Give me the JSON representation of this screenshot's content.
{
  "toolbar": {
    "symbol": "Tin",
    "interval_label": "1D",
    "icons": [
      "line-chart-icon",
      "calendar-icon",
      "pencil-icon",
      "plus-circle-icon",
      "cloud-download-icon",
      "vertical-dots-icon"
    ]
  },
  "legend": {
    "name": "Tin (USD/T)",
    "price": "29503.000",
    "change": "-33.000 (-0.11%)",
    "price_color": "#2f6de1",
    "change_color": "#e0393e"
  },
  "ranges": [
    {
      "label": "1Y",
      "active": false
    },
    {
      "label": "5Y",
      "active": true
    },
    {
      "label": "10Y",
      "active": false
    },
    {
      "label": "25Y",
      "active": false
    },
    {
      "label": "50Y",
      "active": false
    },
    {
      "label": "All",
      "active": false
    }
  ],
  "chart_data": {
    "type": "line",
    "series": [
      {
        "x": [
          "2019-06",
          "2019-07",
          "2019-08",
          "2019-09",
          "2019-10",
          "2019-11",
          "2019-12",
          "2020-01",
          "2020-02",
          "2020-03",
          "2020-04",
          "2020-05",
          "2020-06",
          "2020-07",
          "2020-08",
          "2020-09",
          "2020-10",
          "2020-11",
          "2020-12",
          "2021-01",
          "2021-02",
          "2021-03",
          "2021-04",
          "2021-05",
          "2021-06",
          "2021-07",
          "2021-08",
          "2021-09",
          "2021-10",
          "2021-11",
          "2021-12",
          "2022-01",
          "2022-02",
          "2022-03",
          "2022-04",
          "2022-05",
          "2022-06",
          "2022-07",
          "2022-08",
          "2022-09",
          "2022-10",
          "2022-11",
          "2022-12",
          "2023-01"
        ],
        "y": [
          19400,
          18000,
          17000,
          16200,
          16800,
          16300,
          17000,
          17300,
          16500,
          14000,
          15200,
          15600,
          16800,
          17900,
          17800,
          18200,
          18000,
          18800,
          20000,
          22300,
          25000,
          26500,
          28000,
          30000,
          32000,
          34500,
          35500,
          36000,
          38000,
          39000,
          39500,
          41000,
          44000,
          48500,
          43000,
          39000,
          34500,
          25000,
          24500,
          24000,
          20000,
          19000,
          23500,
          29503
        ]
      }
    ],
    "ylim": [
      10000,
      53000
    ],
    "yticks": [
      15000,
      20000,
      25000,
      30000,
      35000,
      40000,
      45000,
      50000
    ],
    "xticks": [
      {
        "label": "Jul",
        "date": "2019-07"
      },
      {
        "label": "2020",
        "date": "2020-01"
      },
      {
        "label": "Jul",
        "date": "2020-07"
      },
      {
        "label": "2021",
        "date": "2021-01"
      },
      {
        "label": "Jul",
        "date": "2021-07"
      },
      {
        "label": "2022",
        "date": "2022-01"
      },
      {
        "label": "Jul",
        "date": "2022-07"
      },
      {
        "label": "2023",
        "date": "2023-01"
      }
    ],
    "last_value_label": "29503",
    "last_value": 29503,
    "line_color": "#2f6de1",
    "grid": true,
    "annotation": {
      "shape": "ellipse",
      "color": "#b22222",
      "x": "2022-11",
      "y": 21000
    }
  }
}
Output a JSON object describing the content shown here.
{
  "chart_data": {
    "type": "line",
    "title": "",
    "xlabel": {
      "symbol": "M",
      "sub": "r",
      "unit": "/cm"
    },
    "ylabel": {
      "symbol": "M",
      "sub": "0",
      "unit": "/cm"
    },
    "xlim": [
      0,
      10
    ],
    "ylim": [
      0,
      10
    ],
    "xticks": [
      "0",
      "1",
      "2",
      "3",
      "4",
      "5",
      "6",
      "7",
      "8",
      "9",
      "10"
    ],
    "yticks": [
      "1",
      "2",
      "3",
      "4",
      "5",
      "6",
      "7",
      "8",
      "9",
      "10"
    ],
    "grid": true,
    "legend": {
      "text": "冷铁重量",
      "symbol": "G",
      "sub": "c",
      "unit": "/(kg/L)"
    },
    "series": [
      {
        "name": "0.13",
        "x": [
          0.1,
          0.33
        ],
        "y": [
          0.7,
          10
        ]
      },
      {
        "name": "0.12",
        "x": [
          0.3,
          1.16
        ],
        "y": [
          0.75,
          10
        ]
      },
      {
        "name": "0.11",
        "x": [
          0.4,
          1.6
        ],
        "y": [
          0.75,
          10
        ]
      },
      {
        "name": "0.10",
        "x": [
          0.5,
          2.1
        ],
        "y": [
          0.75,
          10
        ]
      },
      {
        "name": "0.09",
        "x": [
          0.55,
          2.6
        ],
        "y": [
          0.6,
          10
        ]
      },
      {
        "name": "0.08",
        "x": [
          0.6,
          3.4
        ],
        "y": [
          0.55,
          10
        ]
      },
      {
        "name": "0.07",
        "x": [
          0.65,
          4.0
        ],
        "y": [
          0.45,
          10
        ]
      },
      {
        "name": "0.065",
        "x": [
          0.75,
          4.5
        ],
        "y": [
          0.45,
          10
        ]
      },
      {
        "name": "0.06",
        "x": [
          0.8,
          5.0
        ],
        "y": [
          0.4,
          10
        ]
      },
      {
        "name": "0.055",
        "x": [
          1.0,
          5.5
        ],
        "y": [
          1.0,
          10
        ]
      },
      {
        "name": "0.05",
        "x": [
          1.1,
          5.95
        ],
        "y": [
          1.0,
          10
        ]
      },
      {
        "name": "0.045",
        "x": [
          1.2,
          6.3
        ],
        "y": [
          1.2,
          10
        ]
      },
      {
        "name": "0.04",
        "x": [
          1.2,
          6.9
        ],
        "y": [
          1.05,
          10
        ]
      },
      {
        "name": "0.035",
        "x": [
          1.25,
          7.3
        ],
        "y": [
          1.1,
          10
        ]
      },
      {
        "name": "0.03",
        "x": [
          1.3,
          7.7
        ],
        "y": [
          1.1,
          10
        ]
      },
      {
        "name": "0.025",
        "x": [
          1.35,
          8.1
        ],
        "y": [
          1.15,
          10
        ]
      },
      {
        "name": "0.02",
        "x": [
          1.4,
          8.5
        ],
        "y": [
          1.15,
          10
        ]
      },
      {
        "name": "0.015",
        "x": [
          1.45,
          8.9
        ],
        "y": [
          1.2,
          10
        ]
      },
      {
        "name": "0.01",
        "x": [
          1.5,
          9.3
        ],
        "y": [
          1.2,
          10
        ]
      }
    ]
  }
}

——————————

What needs to be done:
Transcribe the material exactly as it reads.

Solution to the problem:
Give me the JSON representation of this screenshot's content.
{
  "toolbar": {
    "symbol": "Tin",
    "interval_label": "1D",
    "icons": [
      "line-chart-icon",
      "calendar-icon",
      "pencil-icon",
      "plus-circle-icon",
      "cloud-download-icon",
      "vertical-dots-icon"
    ]
  },
  "legend": {
    "name": "Tin (USD/T)",
    "price": "29503.000",
    "change": "-33.000 (-0.11%)",
    "price_color": "#2f6de1",
    "change_color": "#e0393e"
  },
  "ranges": [
    {
      "label": "1Y",
      "active": false
    },
    {
      "label": "5Y",
      "active": true
    },
    {
      "label": "10Y",
      "active": false
    },
    {
      "label": "25Y",
      "active": false
    },
    {
      "label": "50Y",
      "active": false
    },
    {
      "label": "All",
      "active": false
    }
  ],
  "chart_data": {
    "type": "line",
    "series": [
      {
        "x": [
          "2019-06",
          "2019-07",
          "2019-08",
          "2019-09",
          "2019-10",
          "2019-11",
          "2019-12",
          "2020-01",
          "2020-02",
          "2020-03",
          "2020-04",
          "2020-05",
          "2020-06",
          "2020-07",
          "2020-08",
          "2020-09",
          "2020-10",
          "2020-11",
          "2020-12",
          "2021-01",
          "2021-02",
          "2021-03",
          "2021-04",
          "2021-05",
          "2021-06",
          "2021-07",
          "2021-08",
          "2021-09",
          "2021-10",
          "2021-11",
          "2021-12",
          "2022-01",
          "2022-02",
          "2022-03",
          "2022-04",
          "2022-05",
          "2022-06",
          "2022-07",
          "2022-08",
          "2022-09",
          "2022-10",
          "2022-11",
          "2022-12",
          "2023-01"
        ],
        "y": [
          19400,
          18000,
          17000,
          16200,
          16800,
          16300,
          17000,
          17300,
          16500,
          14000,
          15200,
          15600,
          16800,
          17900,
          17800,
          18200,
          18000,
          18800,
          20000,
          22300,
          25000,
          26500,
          28000,
          30000,
          32000,
          34500,
          35500,
          36000,
          38000,
          39000,
          39500,
          41000,
          44000,
          48500,
          43000,
          39000,
          34500,
          25000,
          24500,
          24000,
          20000,
          19000,
          23500,
          29503
        ]
      }
    ],
    "ylim": [
      10000,
      53000
    ],
    "yticks": [
      15000,
      20000,
      25000,
      30000,
      35000,
      40000,
      45000,
      50000
    ],
    "xticks": [
      {
        "label": "Jul",
        "date": "2019-07"
      },
      {
        "label": "2020",
        "date": "2020-01"
      },
      {
        "label": "Jul",
        "date": "2020-07"
      },
      {
        "label": "2021",
        "date": "2021-01"
      },
      {
        "label": "Jul",
        "date": "2021-07"
      },
      {
        "label": "2022",
        "date": "2022-01"
      },
      {
        "label": "Jul",
        "date": "2022-07"
      },
      {
        "label": "2023",
        "date": "2023-01"
      }
    ],
    "last_value_label": "29503",
    "last_value": 29503,
    "line_color": "#2f6de1",
    "grid": true,
    "annotation": {
      "shape": "ellipse",
      "color": "#b22222",
      "x": "2022-11",
      "y": 21000
    }
  }
}
Output a JSON object describing the content shown here.
{
  "chart_data": {
    "type": "line",
    "title": "",
    "xlabel": {
      "symbol": "M",
      "sub": "r",
      "unit": "/cm"
    },
    "ylabel": {
      "symbol": "M",
      "sub": "0",
      "unit": "/cm"
    },
    "xlim": [
      0,
      10
    ],
    "ylim": [
      0,
      10
    ],
    "xticks": [
      "0",
      "1",
      "2",
      "3",
      "4",
      "5",
      "6",
      "7",
      "8",
      "9",
      "10"
    ],
    "yticks": [
      "1",
      "2",
      "3",
      "4",
      "5",
      "6",
      "7",
      "8",
      "9",
      "10"
    ],
    "grid": true,
    "legend": {
      "text": "冷铁重量",
      "symbol": "G",
      "sub": "c",
      "unit": "/(kg/L)"
    },
    "series": [
      {
        "name": "0.13",
        "x": [
          0.1,
          0.33
        ],
        "y": [
          0.7,
          10
        ]
      },
      {
        "name": "0.12",
        "x": [
          0.3,
          1.16
        ],
        "y": [
          0.75,
          10
        ]
      },
      {
        "name": "0.11",
        "x": [
          0.4,
          1.6
        ],
        "y": [
          0.75,
          10
        ]
      },
      {
        "name": "0.10",
        "x": [
          0.5,
          2.1
        ],
        "y": [
          0.75,
          10
        ]
      },
      {
        "name": "0.09",
        "x": [
          0.55,
          2.6
        ],
        "y": [
          0.6,
          10
        ]
      },
      {
        "name": "0.08",
        "x": [
          0.6,
          3.4
        ],
        "y": [
          0.55,
          10
        ]
      },
      {
        "name": "0.07",
        "x": [
          0.65,
          4.0
        ],
        "y": [
          0.45,
          10
        ]
      },
      {
        "name": "0.065",
        "x": [
          0.75,
          4.5
        ],
        "y": [
          0.45,
          10
        ]
      },
      {
        "name": "0.06",
        "x": [
          0.8,
          5.0
        ],
        "y": [
          0.4,
          10
        ]
      },
      {
        "name": "0.055",
        "x": [
          1.0,
          5.5
        ],
        "y": [
          1.0,
          10
        ]
      },
      {
        "name": "0.05",
        "x": [
          1.1,
          5.95
        ],
        "y": [
          1.0,
          10
        ]
      },
      {
        "name": "0.045",
        "x": [
          1.2,
          6.3
        ],
        "y": [
          1.2,
          10
        ]
      },
      {
        "name": "0.04",
        "x": [
          1.2,
          6.9
        ],
        "y": [
          1.05,
          10
        ]
      },
      {
        "name": "0.035",
        "x": [
          1.25,
          7.3
        ],
        "y": [
          1.1,
          10
        ]
      },
      {
        "name": "0.03",
        "x": [
          1.3,
          7.7
        ],
        "y": [
          1.1,
          10
        ]
      },
      {
        "name": "0.025",
        "x": [
          1.35,
          8.1
        ],
        "y": [
          1.15,
          10
        ]
      },
      {
        "name": "0.02",
        "x": [
          1.4,
          8.5
        ],
        "y": [
          1.15,
          10
        ]
      },
      {
        "name": "0.015",
        "x": [
          1.45,
          8.9
        ],
        "y": [
          1.2,
          10
        ]
      },
      {
        "name": "0.01",
        "x": [
          1.5,
          9.3
        ],
        "y": [
          1.2,
          10
        ]
      }
    ]
  }
}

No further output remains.